- **What you should do**
Look for "AAAAAA" in the listing below. Gather each line that contains it.

- **Information given**
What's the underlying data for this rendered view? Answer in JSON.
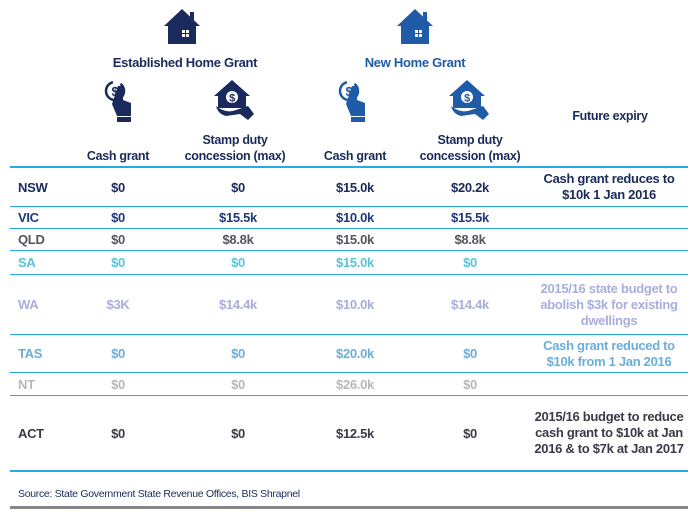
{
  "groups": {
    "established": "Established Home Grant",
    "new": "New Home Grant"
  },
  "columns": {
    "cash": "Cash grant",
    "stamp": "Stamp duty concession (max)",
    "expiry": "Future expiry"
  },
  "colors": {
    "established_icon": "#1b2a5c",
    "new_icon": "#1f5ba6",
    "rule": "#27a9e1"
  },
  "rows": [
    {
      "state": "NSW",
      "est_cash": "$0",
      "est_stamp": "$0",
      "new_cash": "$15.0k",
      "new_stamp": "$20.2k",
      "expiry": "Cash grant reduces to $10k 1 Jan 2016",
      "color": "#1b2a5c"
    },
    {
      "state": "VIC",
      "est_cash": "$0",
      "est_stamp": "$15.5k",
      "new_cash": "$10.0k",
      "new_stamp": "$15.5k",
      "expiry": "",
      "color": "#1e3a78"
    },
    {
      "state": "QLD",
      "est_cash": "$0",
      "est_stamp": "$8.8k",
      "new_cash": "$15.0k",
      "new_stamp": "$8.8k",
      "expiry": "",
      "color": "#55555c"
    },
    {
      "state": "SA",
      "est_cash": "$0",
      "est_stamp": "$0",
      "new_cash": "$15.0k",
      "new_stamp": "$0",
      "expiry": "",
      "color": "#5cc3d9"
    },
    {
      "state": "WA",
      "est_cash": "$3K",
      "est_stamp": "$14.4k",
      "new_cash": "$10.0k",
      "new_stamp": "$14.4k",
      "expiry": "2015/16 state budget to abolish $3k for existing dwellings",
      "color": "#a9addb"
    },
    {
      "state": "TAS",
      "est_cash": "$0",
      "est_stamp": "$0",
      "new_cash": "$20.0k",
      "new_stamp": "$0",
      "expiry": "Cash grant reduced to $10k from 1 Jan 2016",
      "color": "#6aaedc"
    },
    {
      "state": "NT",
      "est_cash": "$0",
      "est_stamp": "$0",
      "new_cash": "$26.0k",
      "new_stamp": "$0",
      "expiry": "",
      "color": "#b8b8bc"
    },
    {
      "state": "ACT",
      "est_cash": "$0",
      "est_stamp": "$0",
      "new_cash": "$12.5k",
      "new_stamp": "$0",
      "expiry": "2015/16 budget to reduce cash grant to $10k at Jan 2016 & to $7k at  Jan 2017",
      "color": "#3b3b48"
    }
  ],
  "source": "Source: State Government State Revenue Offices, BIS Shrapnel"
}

* * *

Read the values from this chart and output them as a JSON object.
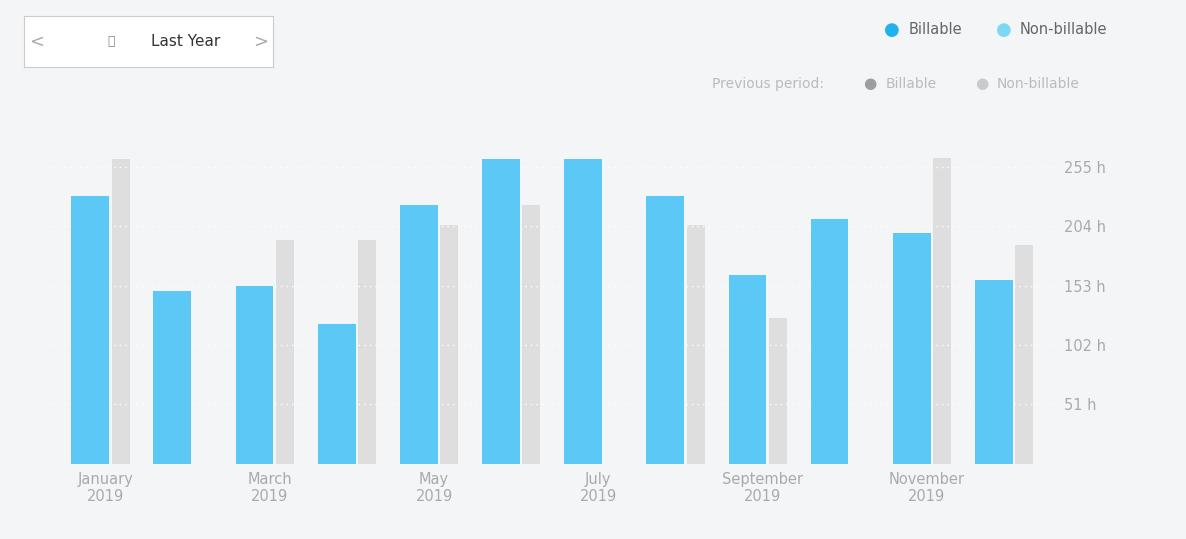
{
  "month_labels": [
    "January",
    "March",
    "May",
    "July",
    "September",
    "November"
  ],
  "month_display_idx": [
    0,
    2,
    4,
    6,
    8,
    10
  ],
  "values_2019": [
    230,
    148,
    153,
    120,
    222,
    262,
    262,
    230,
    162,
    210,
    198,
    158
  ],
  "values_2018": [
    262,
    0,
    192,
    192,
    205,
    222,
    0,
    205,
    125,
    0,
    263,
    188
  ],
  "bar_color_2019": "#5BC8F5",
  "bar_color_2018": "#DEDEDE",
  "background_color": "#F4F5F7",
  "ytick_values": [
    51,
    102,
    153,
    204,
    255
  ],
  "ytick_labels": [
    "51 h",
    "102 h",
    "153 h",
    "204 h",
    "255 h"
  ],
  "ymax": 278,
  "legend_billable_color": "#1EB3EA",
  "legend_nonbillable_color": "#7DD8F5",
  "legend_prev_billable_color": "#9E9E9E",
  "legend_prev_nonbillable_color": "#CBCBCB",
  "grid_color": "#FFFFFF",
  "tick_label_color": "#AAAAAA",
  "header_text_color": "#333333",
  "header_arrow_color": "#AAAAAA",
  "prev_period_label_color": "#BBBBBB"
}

- **The result**
  "tick_label_color": "#AAAAAA",
  "header_arrow_color": "#AAAAAA",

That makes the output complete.